→ **Assignment**:
Return all of the data below verbatim and exclude every picture.

→ **Data extracts**:
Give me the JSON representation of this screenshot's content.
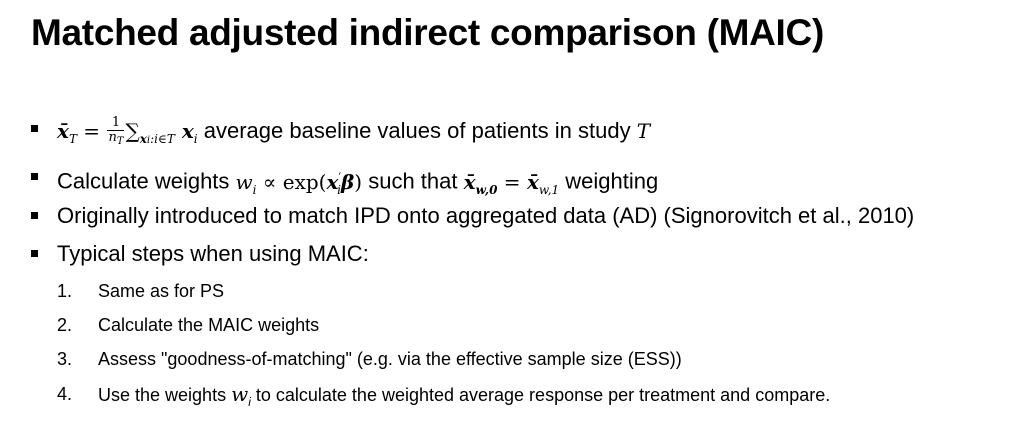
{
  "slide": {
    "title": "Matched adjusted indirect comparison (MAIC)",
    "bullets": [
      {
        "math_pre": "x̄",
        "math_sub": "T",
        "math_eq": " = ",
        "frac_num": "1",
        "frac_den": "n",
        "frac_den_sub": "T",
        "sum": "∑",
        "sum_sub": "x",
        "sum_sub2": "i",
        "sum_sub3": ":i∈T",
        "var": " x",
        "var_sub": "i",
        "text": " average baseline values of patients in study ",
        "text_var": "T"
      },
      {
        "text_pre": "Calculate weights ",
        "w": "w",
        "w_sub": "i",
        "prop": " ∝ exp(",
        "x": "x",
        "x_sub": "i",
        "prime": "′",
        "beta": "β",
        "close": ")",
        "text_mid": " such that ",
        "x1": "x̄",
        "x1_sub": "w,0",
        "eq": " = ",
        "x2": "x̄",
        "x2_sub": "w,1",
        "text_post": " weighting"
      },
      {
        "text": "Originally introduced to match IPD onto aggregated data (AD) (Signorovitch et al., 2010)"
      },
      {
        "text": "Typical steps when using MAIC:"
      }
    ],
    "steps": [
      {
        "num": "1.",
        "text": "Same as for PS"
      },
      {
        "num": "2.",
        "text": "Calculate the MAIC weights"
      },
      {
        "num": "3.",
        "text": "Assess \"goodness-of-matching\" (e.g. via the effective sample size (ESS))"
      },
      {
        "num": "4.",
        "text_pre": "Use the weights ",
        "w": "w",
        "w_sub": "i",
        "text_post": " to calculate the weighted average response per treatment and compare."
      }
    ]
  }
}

→ **Output**:
Give me the JSON representation of this screenshot's content.
{
  "slide": {
    "title": "Matched adjusted indirect comparison (MAIC)",
    "bullets": [
      {
        "math_pre": "x̄",
        "math_sub": "T",
        "math_eq": " = ",
        "frac_num": "1",
        "frac_den": "n",
        "frac_den_sub": "T",
        "sum": "∑",
        "sum_sub": "x",
        "sum_sub2": "i",
        "sum_sub3": ":i∈T",
        "var": " x",
        "var_sub": "i",
        "text": " average baseline values of patients in study ",
        "text_var": "T"
      },
      {
        "text_pre": "Calculate weights ",
        "w": "w",
        "w_sub": "i",
        "prop": " ∝ exp(",
        "x": "x",
        "x_sub": "i",
        "prime": "′",
        "beta": "β",
        "close": ")",
        "text_mid": " such that ",
        "x1": "x̄",
        "x1_sub": "w,0",
        "eq": " = ",
        "x2": "x̄",
        "x2_sub": "w,1",
        "text_post": " weighting"
      },
      {
        "text": "Originally introduced to match IPD onto aggregated data (AD) (Signorovitch et al., 2010)"
      },
      {
        "text": "Typical steps when using MAIC:"
      }
    ],
    "steps": [
      {
        "num": "1.",
        "text": "Same as for PS"
      },
      {
        "num": "2.",
        "text": "Calculate the MAIC weights"
      },
      {
        "num": "3.",
        "text": "Assess \"goodness-of-matching\" (e.g. via the effective sample size (ESS))"
      },
      {
        "num": "4.",
        "text_pre": "Use the weights ",
        "w": "w",
        "w_sub": "i",
        "text_post": " to calculate the weighted average response per treatment and compare."
      }
    ]
  }
}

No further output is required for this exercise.